◆ Items:
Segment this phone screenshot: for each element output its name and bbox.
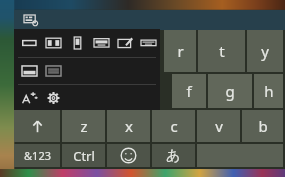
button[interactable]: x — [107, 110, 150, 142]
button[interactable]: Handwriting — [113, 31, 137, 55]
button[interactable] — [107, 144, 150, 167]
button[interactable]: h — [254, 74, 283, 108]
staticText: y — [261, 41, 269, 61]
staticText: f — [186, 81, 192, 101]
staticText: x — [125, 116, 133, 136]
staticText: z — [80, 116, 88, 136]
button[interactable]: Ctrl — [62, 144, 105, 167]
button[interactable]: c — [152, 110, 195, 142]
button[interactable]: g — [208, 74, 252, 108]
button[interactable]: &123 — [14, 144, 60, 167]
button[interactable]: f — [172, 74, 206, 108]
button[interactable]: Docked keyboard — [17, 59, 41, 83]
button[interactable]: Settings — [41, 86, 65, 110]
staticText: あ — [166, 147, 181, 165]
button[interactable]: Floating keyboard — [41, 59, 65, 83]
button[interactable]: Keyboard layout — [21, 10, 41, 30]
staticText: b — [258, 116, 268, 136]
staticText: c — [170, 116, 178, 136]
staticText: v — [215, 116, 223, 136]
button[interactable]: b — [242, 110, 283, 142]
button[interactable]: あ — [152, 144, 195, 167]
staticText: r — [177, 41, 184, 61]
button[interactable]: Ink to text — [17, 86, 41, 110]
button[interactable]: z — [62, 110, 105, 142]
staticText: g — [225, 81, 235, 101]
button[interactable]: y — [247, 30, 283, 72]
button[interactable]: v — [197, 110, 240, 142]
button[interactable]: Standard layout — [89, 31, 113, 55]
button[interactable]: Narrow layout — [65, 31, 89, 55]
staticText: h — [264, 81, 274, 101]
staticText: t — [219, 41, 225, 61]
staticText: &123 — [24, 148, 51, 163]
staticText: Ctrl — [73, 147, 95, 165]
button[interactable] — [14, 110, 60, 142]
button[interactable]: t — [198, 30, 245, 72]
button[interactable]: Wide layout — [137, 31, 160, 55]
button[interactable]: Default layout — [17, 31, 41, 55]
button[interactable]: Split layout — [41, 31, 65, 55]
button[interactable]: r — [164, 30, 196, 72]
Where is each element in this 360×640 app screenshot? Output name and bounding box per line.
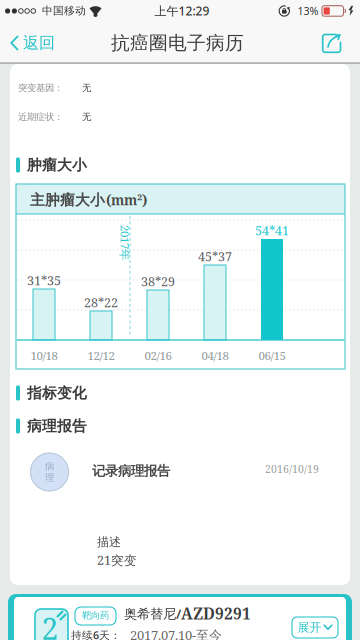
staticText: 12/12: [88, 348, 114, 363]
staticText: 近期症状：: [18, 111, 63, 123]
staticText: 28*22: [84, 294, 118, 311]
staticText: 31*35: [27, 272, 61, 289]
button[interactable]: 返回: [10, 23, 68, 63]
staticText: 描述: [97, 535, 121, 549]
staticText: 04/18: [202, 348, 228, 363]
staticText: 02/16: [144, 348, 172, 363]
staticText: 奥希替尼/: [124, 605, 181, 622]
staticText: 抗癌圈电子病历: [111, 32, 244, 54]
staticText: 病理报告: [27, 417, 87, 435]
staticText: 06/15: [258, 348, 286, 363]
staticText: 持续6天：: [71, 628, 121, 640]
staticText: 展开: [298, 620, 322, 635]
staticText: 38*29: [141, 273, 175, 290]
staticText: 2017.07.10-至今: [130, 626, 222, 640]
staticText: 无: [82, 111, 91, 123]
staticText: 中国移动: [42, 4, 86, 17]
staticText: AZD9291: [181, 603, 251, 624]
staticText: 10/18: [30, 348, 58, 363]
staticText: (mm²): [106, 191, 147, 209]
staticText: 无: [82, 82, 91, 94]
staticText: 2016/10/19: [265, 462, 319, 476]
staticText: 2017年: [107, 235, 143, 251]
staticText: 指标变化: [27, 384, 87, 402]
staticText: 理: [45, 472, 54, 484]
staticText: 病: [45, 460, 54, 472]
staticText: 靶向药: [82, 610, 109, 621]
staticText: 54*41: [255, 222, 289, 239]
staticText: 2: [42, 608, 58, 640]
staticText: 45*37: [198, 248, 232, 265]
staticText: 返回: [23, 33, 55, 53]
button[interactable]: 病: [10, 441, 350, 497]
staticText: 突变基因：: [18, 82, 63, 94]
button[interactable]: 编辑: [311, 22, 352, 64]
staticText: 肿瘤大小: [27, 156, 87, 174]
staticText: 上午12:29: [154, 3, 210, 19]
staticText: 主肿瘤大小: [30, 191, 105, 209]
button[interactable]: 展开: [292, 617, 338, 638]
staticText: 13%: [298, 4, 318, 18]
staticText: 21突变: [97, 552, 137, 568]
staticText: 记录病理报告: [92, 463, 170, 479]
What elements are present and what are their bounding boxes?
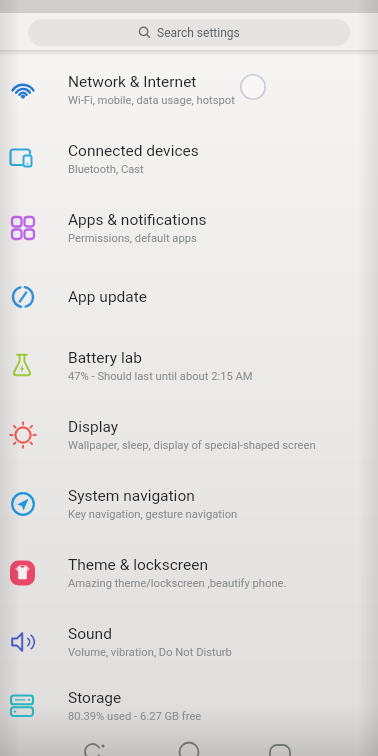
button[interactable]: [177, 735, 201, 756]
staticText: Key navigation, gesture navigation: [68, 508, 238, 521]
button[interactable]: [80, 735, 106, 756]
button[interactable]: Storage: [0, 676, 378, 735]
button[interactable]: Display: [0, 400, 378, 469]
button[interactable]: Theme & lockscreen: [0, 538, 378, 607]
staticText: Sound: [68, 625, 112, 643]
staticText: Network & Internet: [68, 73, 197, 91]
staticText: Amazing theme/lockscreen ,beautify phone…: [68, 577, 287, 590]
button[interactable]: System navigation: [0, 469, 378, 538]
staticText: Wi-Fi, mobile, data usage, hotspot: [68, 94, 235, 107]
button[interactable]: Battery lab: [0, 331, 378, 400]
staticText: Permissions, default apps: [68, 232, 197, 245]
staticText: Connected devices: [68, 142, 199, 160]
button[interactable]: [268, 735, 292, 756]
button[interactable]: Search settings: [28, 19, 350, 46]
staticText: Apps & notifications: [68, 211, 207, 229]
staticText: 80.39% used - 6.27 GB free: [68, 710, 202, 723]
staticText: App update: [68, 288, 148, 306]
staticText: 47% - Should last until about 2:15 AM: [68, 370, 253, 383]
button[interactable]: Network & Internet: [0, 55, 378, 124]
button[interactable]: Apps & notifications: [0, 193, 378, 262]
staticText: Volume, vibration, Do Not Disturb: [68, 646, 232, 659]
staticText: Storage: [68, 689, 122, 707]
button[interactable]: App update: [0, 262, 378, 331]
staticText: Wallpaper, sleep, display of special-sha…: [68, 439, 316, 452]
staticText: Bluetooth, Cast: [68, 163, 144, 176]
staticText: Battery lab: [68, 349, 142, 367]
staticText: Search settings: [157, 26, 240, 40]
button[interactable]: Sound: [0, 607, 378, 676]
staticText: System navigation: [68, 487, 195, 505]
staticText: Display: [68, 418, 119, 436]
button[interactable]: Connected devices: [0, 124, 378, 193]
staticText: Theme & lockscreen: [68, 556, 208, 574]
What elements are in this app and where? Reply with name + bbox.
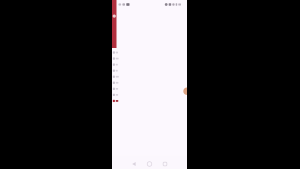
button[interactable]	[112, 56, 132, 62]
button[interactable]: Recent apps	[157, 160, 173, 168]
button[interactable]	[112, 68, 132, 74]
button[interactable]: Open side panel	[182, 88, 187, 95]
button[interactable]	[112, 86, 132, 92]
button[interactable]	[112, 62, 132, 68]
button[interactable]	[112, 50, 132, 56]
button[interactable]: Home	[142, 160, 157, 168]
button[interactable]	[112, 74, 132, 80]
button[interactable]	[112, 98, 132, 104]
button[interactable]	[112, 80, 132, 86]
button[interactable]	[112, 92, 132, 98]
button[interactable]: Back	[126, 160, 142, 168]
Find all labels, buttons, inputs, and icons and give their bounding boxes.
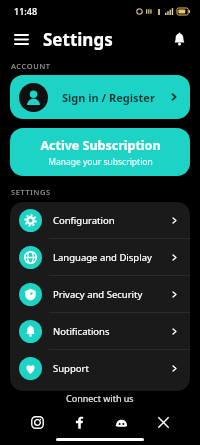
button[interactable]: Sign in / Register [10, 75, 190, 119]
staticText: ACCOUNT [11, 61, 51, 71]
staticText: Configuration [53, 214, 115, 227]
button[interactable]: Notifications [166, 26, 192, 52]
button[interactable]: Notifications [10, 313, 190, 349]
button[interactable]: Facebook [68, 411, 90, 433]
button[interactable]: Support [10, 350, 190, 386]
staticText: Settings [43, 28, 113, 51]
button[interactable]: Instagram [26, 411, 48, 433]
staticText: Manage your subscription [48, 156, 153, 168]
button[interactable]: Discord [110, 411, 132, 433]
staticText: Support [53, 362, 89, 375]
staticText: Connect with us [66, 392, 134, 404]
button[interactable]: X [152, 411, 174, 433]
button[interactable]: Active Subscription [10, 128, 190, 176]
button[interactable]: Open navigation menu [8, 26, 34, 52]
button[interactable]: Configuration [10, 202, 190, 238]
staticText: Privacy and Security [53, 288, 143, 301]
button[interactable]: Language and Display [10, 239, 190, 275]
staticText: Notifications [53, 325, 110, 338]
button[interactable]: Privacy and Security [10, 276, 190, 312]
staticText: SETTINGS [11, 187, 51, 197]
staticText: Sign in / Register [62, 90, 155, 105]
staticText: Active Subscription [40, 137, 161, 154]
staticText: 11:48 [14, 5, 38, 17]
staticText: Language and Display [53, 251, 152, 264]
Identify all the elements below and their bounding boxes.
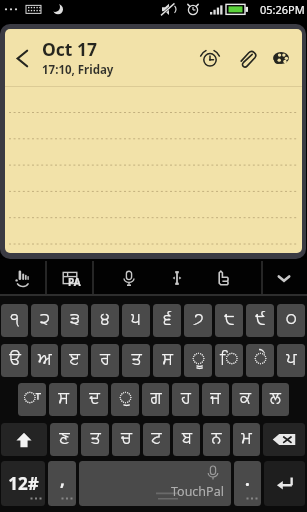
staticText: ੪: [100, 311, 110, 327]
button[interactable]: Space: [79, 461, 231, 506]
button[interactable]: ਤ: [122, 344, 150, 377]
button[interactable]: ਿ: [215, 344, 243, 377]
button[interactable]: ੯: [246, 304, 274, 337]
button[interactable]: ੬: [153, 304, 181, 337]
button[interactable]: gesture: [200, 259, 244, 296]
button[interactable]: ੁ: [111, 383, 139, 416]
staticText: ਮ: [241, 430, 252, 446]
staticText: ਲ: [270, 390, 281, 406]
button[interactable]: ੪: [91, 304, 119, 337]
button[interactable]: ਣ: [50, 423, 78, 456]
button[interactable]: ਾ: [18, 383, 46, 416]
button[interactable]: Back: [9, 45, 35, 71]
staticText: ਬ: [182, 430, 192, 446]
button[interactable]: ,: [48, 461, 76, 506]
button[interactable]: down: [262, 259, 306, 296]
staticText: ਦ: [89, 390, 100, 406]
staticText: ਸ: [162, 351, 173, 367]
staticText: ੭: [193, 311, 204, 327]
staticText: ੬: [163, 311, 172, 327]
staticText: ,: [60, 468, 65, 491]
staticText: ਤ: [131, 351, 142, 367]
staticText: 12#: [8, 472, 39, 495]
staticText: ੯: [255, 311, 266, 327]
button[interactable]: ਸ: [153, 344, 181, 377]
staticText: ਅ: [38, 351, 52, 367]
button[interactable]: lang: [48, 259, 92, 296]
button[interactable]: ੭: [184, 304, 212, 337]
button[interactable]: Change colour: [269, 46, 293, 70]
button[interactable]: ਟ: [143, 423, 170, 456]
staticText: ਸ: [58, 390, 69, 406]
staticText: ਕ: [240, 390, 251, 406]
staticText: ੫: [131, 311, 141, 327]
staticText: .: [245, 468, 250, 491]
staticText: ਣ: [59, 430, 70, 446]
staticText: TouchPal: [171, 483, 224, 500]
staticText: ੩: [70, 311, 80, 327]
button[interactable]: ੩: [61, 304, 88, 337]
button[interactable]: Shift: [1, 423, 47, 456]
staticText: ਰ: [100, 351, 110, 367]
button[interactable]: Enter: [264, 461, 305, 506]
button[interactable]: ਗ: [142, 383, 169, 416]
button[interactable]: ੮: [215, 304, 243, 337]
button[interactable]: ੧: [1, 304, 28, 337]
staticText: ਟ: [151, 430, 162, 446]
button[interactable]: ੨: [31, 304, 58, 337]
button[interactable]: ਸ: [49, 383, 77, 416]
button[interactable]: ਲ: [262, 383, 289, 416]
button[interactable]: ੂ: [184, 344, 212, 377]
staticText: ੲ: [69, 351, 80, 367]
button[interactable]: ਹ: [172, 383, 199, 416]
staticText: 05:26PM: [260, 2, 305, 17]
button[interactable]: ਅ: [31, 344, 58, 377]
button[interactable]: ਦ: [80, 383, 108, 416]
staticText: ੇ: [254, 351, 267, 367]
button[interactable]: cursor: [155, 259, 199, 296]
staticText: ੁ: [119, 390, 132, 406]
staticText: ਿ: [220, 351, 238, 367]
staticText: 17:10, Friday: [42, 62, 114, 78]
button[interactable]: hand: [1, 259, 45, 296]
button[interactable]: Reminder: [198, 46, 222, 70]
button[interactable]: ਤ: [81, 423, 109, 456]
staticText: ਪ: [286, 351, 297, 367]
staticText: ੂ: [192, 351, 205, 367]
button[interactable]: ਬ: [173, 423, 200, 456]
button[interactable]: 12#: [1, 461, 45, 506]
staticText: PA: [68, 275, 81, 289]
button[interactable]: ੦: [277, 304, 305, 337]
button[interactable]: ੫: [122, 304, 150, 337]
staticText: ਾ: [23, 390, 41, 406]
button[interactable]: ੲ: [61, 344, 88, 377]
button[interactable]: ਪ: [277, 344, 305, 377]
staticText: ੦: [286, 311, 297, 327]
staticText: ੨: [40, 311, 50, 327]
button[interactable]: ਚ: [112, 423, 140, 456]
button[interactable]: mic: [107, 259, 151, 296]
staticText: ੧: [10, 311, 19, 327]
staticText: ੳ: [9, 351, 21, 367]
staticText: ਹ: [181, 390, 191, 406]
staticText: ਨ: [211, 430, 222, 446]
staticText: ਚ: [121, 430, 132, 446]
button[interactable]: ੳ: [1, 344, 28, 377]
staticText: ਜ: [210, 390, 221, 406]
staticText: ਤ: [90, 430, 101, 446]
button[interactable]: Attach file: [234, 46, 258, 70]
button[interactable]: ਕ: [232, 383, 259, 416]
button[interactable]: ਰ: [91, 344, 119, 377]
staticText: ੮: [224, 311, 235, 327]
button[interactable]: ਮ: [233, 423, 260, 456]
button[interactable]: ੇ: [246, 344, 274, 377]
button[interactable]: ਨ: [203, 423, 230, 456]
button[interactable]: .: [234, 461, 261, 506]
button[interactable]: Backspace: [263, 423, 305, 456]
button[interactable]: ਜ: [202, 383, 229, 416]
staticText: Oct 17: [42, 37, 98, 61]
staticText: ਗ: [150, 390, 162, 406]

◆ Set task: Retype the lines starting at the one containing "staticText: ੪: [100, 311, 110, 327]" and ending after the one containing "button[interactable]: ਣ: [50, 423, 78, 456]", character for character.

◆ Problem solution:
staticText: ੪: [100, 311, 110, 327]
button[interactable]: Space: [79, 461, 231, 506]
button[interactable]: ਤ: [122, 344, 150, 377]
button[interactable]: ਿ: [215, 344, 243, 377]
button[interactable]: ੯: [246, 304, 274, 337]
button[interactable]: ੬: [153, 304, 181, 337]
button[interactable]: gesture: [200, 259, 244, 296]
button[interactable]: ੁ: [111, 383, 139, 416]
staticText: ਮ: [241, 430, 252, 446]
staticText: ਲ: [270, 390, 281, 406]
button[interactable]: ੪: [91, 304, 119, 337]
button[interactable]: ਣ: [50, 423, 78, 456]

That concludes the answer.